Reproduce the following lines of the material verbatim, starting with the line containing "chart-a-bar-3 [403, 102, 455, 330]" and ending with the line containing "chart-a-category-label: configural [524, 342, 586, 358]", both included.

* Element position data
--------------------------------------------------

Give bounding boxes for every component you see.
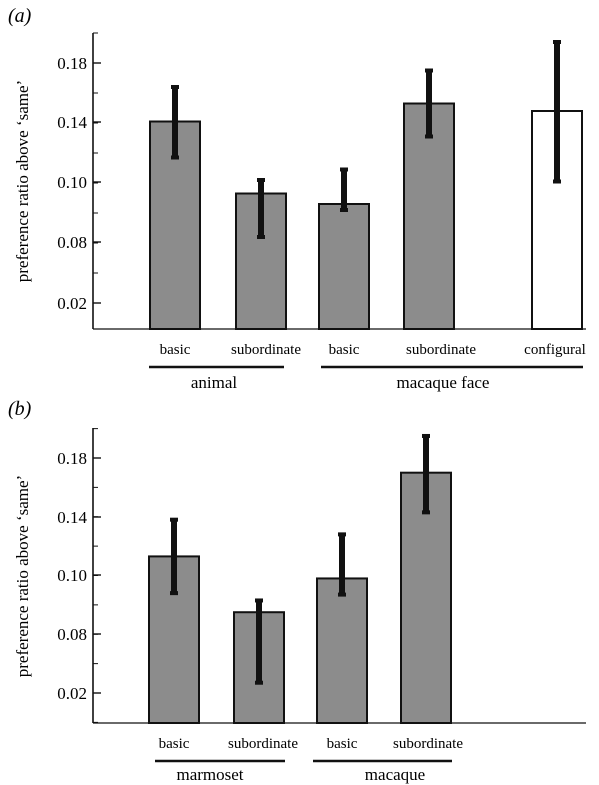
chart-a-bar-3 [403, 102, 455, 330]
chart-a-error-cap-top-4 [553, 40, 561, 44]
chart-b-category-label: subordinate [228, 736, 298, 752]
chart-a-y-tick-label: 0.02 [57, 294, 87, 313]
chart-a-error-cap-bottom-1 [257, 235, 265, 239]
chart-a-category-label: configural [524, 342, 586, 358]
chart-b-error-cap-bottom-2 [338, 592, 346, 597]
chart-b-error-cap-top-3 [422, 433, 430, 438]
chart-b-group-label: marmoset [176, 765, 243, 784]
chart-a-error-cap-bottom-0 [171, 155, 179, 160]
chart-b-bar-2 [316, 577, 368, 724]
chart-a-error-cap-bottom-4 [553, 179, 561, 184]
chart-a-category-label: subordinate [406, 342, 476, 358]
chart-a-group-label: macaque face [397, 373, 490, 392]
chart-b-y-tick-label: 0.10 [57, 566, 87, 585]
chart-a-panel-label: (a) [8, 5, 32, 27]
chart-a-bar-2 [318, 203, 370, 330]
chart-b-y-tick-label: 0.08 [57, 625, 87, 644]
chart-b-error-cap-top-0 [170, 517, 178, 522]
chart-b-y-tick-label: 0.02 [57, 684, 87, 703]
chart-a-y-tick-label: 0.10 [57, 173, 87, 192]
chart-a-group-label: animal [191, 373, 238, 392]
chart-a-error-cap-top-3 [425, 68, 433, 73]
chart-a-error-cap-bottom-2 [340, 208, 348, 212]
chart-b-error-cap-bottom-3 [422, 510, 430, 515]
chart-a-error-cap-bottom-3 [425, 134, 433, 139]
chart-b-y-tick-label: 0.14 [57, 508, 87, 527]
chart-a-y-tick-label: 0.08 [57, 233, 87, 252]
chart-b-y-tick-label: 0.18 [57, 449, 87, 468]
chart-a-category-label: basic [329, 342, 360, 358]
chart-b-error-cap-top-2 [338, 532, 346, 537]
chart-a-error-cap-top-1 [257, 178, 265, 182]
chart-b-error-cap-top-1 [255, 598, 263, 603]
chart-b-panel-label: (b) [8, 398, 32, 420]
chart-b-group-label: macaque [365, 765, 425, 784]
chart-a-y-axis-label: preference ratio above ‘same’ [13, 80, 32, 282]
chart-b-category-label: basic [327, 736, 358, 752]
chart-a-category-label: subordinate [231, 342, 301, 358]
chart-b-error-cap-bottom-0 [170, 591, 178, 596]
chart-b-bar-3 [400, 471, 452, 724]
chart-b-y-axis-label: preference ratio above ‘same’ [13, 475, 32, 677]
chart-a-y-tick-label: 0.14 [57, 113, 87, 132]
chart-a-category-label: basic [160, 342, 191, 358]
chart-a-y-tick-label: 0.18 [57, 54, 87, 73]
chart-a-error-cap-top-0 [171, 85, 179, 89]
chart-a-error-cap-top-2 [340, 167, 348, 172]
chart-b-error-cap-bottom-1 [255, 680, 263, 685]
chart-b-category-label: subordinate [393, 736, 463, 752]
chart-b-category-label: basic [159, 736, 190, 752]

--------------------------------------------------

* Output for this task
chart-a-bar-3 [403, 102, 455, 330]
chart-a-error-cap-top-4 [553, 40, 561, 44]
chart-b-category-label: subordinate [228, 736, 298, 752]
chart-a-y-tick-label: 0.02 [57, 294, 87, 313]
chart-a-error-cap-bottom-1 [257, 235, 265, 239]
chart-a-category-label: configural [524, 342, 586, 358]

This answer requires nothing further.